Data entries
################
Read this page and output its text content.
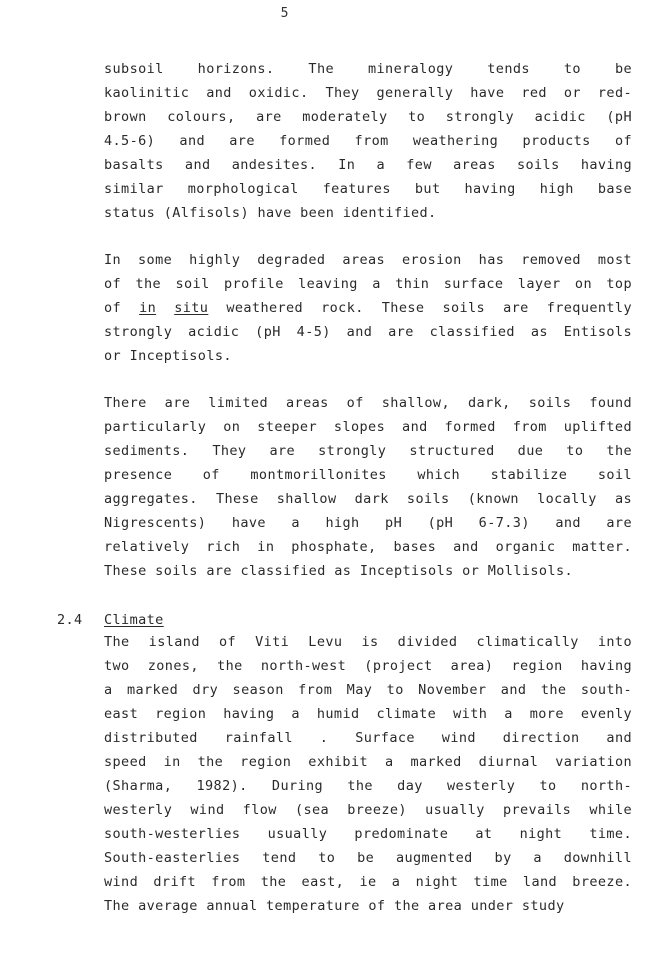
5
subsoil horizons. The mineralogy tends to be
kaolinitic and oxidic. They generally have red or red-
brown colours, are moderately to strongly acidic (pH
4.5-6) and are formed from weathering products of
basalts and andesites. In a few areas soils having
similar morphological features but having high base
status (Alfisols) have been identified.
In some highly degraded areas erosion has removed most
of the soil profile leaving a thin surface layer on top
of in situ weathered rock. These soils are frequently
strongly acidic (pH 4-5) and are classified as Entisols
or Inceptisols.
There are limited areas of shallow, dark, soils found
particularly on steeper slopes and formed from uplifted
sediments. They are strongly structured due to the
presence of montmorillonites which stabilize soil
aggregates. These shallow dark soils (known locally as
Nigrescents) have a high pH (pH 6-7.3) and are
relatively rich in phosphate, bases and organic matter.
These soils are classified as Inceptisols or Mollisols.
2.4 Climate
The island of Viti Levu is divided climatically into
two zones, the north-west (project area) region having
a marked dry season from May to November and the south-
east region having a humid climate with a more evenly
distributed rainfall . Surface wind direction and
speed in the region exhibit a marked diurnal variation
(Sharma, 1982). During the day westerly to north-
westerly wind flow (sea breeze) usually prevails while
south-westerlies usually predominate at night time.
South-easterlies tend to be augmented by a downhill
wind drift from the east, ie a night time land breeze.
The average annual temperature of the area under study
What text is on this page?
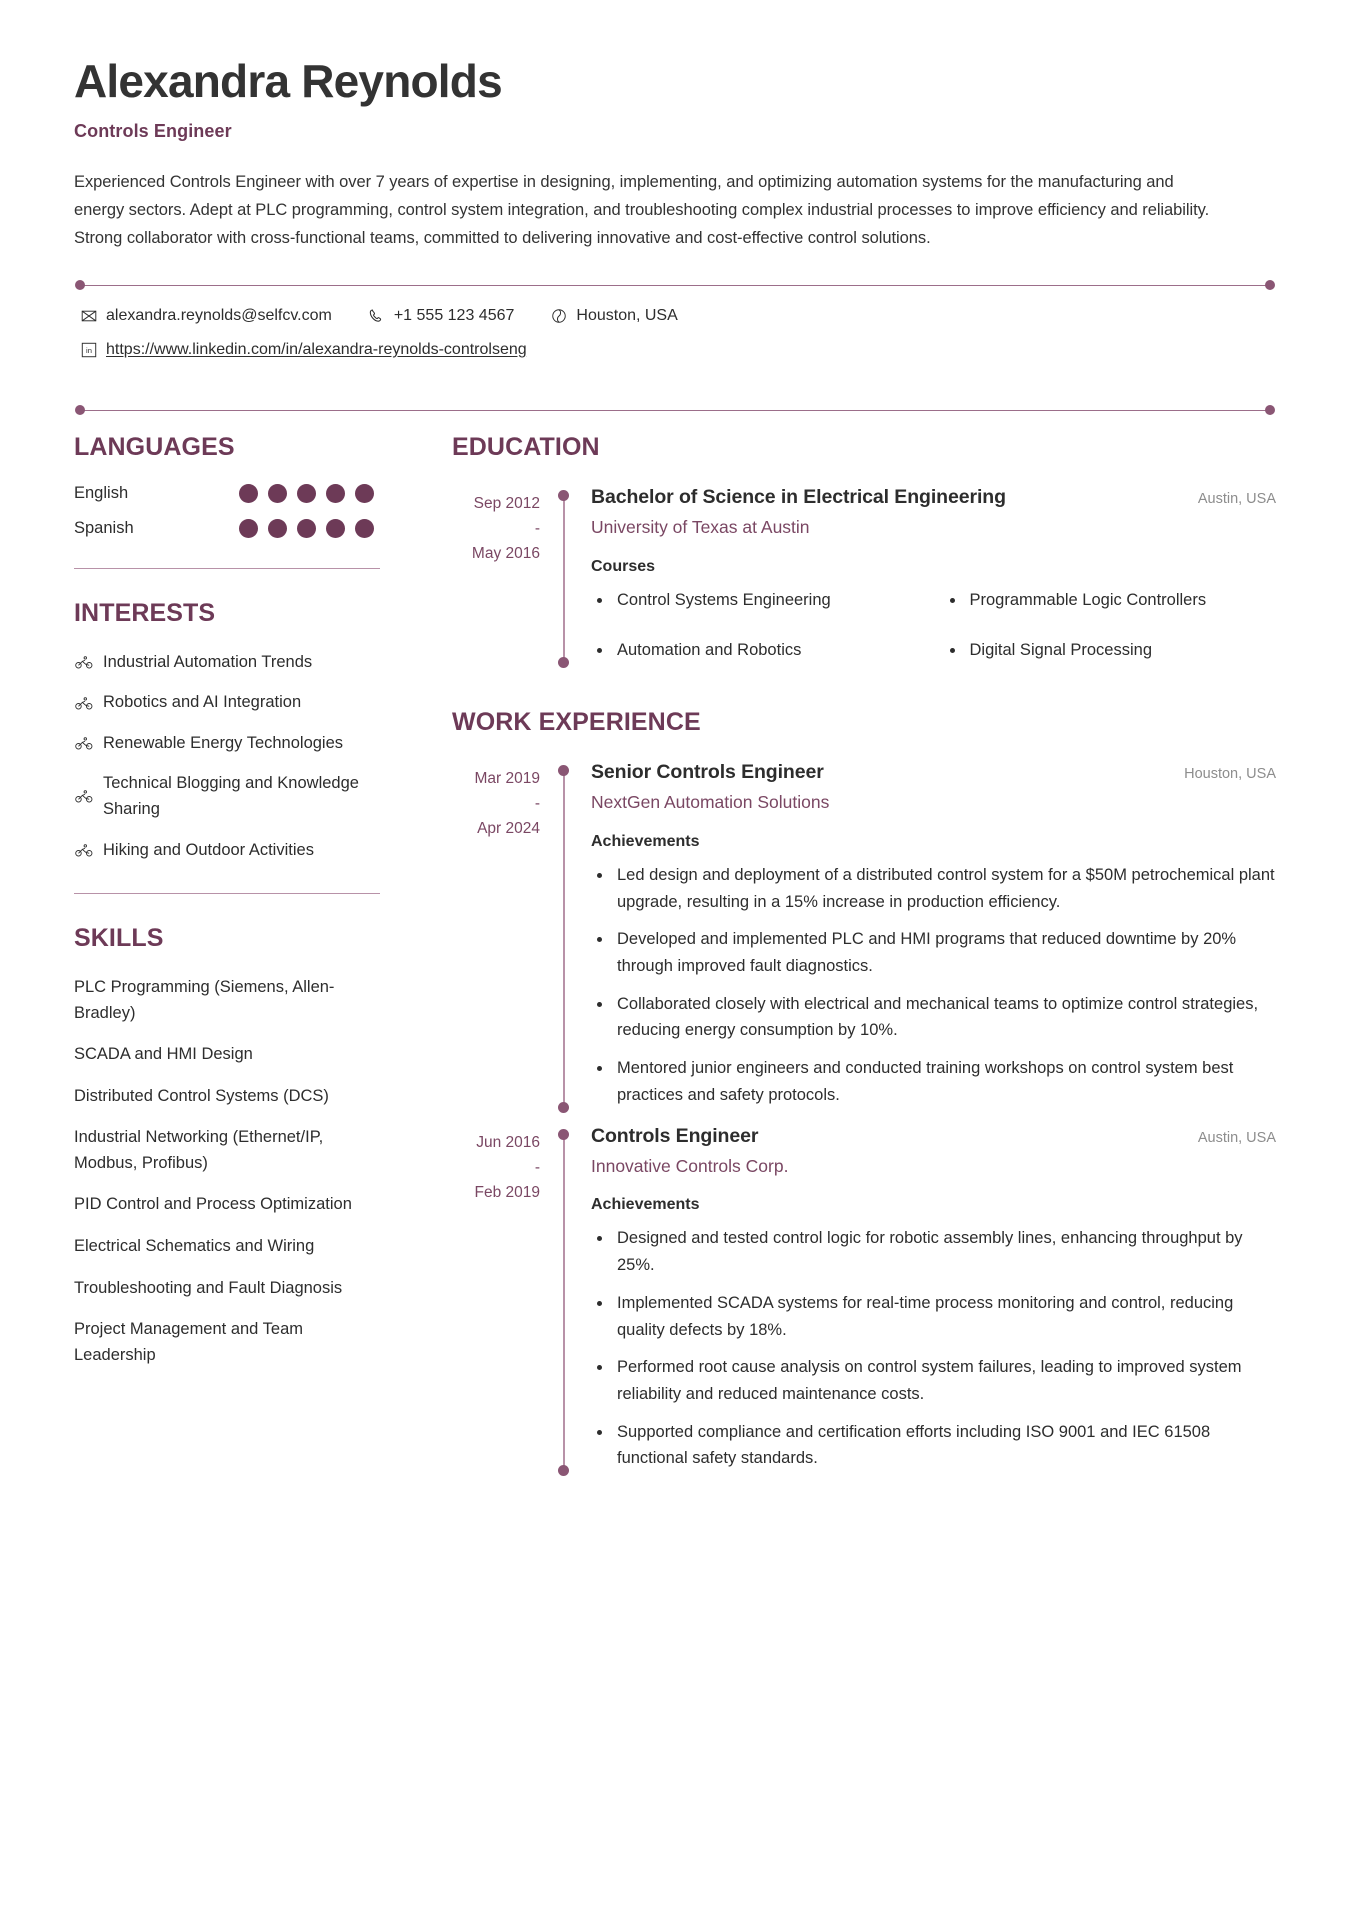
Alexandra Reynolds
Controls Engineer
Experienced Controls Engineer with over 7 years of expertise in designing, implementing, and optimizing automation systems for the manufacturing and energy sectors. Adept at PLC programming, control system integration, and troubleshooting complex industrial processes to improve efficiency and reliability. Strong collaborator with cross-functional teams, committed to delivering innovative and cost-effective control solutions.
alexandra.reynolds@selfcv.com	+1 555 123 4567	Houston, USA
in https://www.linkedin.com/in/alexandra-reynolds-controlseng
LANGUAGES
English
Spanish
INTERESTS
Industrial Automation Trends
Robotics and AI Integration
Renewable Energy Technologies
Technical Blogging and Knowledge Sharing
Hiking and Outdoor Activities
SKILLS
PLC Programming (Siemens, Allen-Bradley)
SCADA and HMI Design
Distributed Control Systems (DCS)
Industrial Networking (Ethernet/IP, Modbus, Profibus)
PID Control and Process Optimization
Electrical Schematics and Wiring
Troubleshooting and Fault Diagnosis
Project Management and Team Leadership
EDUCATION
Sep 2012
-
May 2016
Bachelor of Science in Electrical Engineering	Austin, USA
University of Texas at Austin
Courses
Control Systems Engineering	Programmable Logic Controllers
Automation and Robotics	Digital Signal Processing
WORK EXPERIENCE
Mar 2019
-
Apr 2024
Senior Controls Engineer	Houston, USA
NextGen Automation Solutions
Achievements
Led design and deployment of a distributed control system for a $50M petrochemical plant upgrade, resulting in a 15% increase in production efficiency.
Developed and implemented PLC and HMI programs that reduced downtime by 20% through improved fault diagnostics.
Collaborated closely with electrical and mechanical teams to optimize control strategies, reducing energy consumption by 10%.
Mentored junior engineers and conducted training workshops on control system best practices and safety protocols.
Jun 2016
-
Feb 2019
Controls Engineer	Austin, USA
Innovative Controls Corp.
Achievements
Designed and tested control logic for robotic assembly lines, enhancing throughput by 25%.
Implemented SCADA systems for real-time process monitoring and control, reducing quality defects by 18%.
Performed root cause analysis on control system failures, leading to improved system reliability and reduced maintenance costs.
Supported compliance and certification efforts including ISO 9001 and IEC 61508 functional safety standards.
################
EXERCISE OBJECTIVE: Omit every picture, then reproduce the rest of the listing exactly.

EXERCISE RESULT:
Read this page and output its text content.
5
subsoil horizons. The mineralogy tends to be
kaolinitic and oxidic. They generally have red or red-
brown colours, are moderately to strongly acidic (pH
4.5-6) and are formed from weathering products of
basalts and andesites. In a few areas soils having
similar morphological features but having high base
status (Alfisols) have been identified.
In some highly degraded areas erosion has removed most
of the soil profile leaving a thin surface layer on top
of in situ weathered rock. These soils are frequently
strongly acidic (pH 4-5) and are classified as Entisols
or Inceptisols.
There are limited areas of shallow, dark, soils found
particularly on steeper slopes and formed from uplifted
sediments. They are strongly structured due to the
presence of montmorillonites which stabilize soil
aggregates. These shallow dark soils (known locally as
Nigrescents) have a high pH (pH 6-7.3) and are
relatively rich in phosphate, bases and organic matter.
These soils are classified as Inceptisols or Mollisols.
2.4 Climate
The island of Viti Levu is divided climatically into
two zones, the north-west (project area) region having
a marked dry season from May to November and the south-
east region having a humid climate with a more evenly
distributed rainfall . Surface wind direction and
speed in the region exhibit a marked diurnal variation
(Sharma, 1982). During the day westerly to north-
westerly wind flow (sea breeze) usually prevails while
south-westerlies usually predominate at night time.
South-easterlies tend to be augmented by a downhill
wind drift from the east, ie a night time land breeze.
The average annual temperature of the area under study
What text is on this page?
Alexandra Reynolds
Controls Engineer
Experienced Controls Engineer with over 7 years of expertise in designing, implementing, and optimizing automation systems for the manufacturing and energy sectors. Adept at PLC programming, control system integration, and troubleshooting complex industrial processes to improve efficiency and reliability. Strong collaborator with cross-functional teams, committed to delivering innovative and cost-effective control solutions.
alexandra.reynolds@selfcv.com	+1 555 123 4567	Houston, USA
in https://www.linkedin.com/in/alexandra-reynolds-controlseng
LANGUAGES
English
Spanish
INTERESTS
Industrial Automation Trends
Robotics and AI Integration
Renewable Energy Technologies
Technical Blogging and Knowledge Sharing
Hiking and Outdoor Activities
SKILLS
PLC Programming (Siemens, Allen-Bradley)
SCADA and HMI Design
Distributed Control Systems (DCS)
Industrial Networking (Ethernet/IP, Modbus, Profibus)
PID Control and Process Optimization
Electrical Schematics and Wiring
Troubleshooting and Fault Diagnosis
Project Management and Team Leadership
EDUCATION
Sep 2012
-
May 2016
Bachelor of Science in Electrical Engineering	Austin, USA
University of Texas at Austin
Courses
Control Systems Engineering	Programmable Logic Controllers
Automation and Robotics	Digital Signal Processing
WORK EXPERIENCE
Mar 2019
-
Apr 2024
Senior Controls Engineer	Houston, USA
NextGen Automation Solutions
Achievements
Led design and deployment of a distributed control system for a $50M petrochemical plant upgrade, resulting in a 15% increase in production efficiency.
Developed and implemented PLC and HMI programs that reduced downtime by 20% through improved fault diagnostics.
Collaborated closely with electrical and mechanical teams to optimize control strategies, reducing energy consumption by 10%.
Mentored junior engineers and conducted training workshops on control system best practices and safety protocols.
Jun 2016
-
Feb 2019
Controls Engineer	Austin, USA
Innovative Controls Corp.
Achievements
Designed and tested control logic for robotic assembly lines, enhancing throughput by 25%.
Implemented SCADA systems for real-time process monitoring and control, reducing quality defects by 18%.
Performed root cause analysis on control system failures, leading to improved system reliability and reduced maintenance costs.
Supported compliance and certification efforts including ISO 9001 and IEC 61508 functional safety standards.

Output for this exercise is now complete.